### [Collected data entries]
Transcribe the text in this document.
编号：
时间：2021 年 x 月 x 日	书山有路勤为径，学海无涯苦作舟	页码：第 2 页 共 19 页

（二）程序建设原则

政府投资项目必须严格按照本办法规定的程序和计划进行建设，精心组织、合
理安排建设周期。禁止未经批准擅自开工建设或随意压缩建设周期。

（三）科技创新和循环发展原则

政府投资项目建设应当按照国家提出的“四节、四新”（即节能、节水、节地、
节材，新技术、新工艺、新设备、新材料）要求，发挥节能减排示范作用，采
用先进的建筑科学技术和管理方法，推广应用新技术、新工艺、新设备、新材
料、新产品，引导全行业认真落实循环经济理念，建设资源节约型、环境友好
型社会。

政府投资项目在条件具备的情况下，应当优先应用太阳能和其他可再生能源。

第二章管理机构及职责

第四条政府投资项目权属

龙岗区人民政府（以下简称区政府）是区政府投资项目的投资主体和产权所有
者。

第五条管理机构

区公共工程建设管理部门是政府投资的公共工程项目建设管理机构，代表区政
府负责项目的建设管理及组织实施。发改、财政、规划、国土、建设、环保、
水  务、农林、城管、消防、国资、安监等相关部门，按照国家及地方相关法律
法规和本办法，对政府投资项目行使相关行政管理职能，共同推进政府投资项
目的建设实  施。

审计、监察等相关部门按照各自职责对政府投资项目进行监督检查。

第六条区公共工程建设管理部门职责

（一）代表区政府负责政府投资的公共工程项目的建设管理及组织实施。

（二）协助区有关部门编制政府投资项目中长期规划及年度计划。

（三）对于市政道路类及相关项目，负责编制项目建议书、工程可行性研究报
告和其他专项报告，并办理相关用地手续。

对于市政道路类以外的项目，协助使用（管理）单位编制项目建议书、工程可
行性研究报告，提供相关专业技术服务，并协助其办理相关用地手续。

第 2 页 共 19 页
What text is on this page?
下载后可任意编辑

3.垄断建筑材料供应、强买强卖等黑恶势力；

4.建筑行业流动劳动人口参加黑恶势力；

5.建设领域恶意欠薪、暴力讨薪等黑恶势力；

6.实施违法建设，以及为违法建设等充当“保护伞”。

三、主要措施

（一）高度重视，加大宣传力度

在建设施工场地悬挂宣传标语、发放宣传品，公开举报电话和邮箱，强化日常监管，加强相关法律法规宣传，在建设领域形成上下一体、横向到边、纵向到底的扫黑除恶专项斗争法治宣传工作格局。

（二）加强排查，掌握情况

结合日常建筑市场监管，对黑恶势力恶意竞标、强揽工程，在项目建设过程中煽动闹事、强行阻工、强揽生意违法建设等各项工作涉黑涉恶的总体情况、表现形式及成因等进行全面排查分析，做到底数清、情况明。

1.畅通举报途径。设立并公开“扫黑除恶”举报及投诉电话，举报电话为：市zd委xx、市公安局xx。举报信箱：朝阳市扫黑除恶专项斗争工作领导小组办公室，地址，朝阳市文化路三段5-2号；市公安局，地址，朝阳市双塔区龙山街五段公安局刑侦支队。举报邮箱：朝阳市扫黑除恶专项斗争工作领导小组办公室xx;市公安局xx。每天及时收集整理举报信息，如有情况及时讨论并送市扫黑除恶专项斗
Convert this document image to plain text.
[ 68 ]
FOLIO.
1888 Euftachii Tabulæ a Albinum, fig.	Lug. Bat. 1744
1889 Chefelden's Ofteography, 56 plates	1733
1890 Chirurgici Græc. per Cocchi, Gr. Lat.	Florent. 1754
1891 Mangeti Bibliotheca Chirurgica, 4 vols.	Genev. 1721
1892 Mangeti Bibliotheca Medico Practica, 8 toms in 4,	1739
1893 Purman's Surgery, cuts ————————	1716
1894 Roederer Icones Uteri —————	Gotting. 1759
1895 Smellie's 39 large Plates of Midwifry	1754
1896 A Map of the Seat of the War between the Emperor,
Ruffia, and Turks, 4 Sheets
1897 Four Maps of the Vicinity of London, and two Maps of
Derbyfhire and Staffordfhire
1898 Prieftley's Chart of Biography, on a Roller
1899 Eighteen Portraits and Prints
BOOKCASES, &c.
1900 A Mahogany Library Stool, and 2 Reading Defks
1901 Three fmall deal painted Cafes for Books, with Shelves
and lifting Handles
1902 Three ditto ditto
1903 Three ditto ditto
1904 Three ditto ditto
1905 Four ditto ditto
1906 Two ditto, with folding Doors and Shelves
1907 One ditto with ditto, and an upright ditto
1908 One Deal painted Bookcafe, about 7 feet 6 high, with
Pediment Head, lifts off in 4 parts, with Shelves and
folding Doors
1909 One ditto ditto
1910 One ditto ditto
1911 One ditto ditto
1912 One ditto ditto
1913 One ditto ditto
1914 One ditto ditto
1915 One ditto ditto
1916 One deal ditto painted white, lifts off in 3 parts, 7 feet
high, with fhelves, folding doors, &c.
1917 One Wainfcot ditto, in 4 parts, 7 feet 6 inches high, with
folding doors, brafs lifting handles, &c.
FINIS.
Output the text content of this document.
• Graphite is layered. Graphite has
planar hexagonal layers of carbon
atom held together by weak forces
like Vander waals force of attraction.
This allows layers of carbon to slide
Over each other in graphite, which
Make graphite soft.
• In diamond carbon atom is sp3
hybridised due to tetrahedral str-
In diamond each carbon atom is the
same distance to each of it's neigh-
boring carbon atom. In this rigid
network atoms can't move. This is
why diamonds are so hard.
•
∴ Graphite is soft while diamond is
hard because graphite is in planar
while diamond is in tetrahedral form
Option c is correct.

### [Task requirements]
Check each line of the entries above, and show every one holding the word "Shelves".

### [Solved exercise]
1901 Three fmall deal painted Cafes for Books, with Shelves
1906 Two ditto, with folding Doors and Shelves
Pediment Head, lifts off in 4 parts, with Shelves and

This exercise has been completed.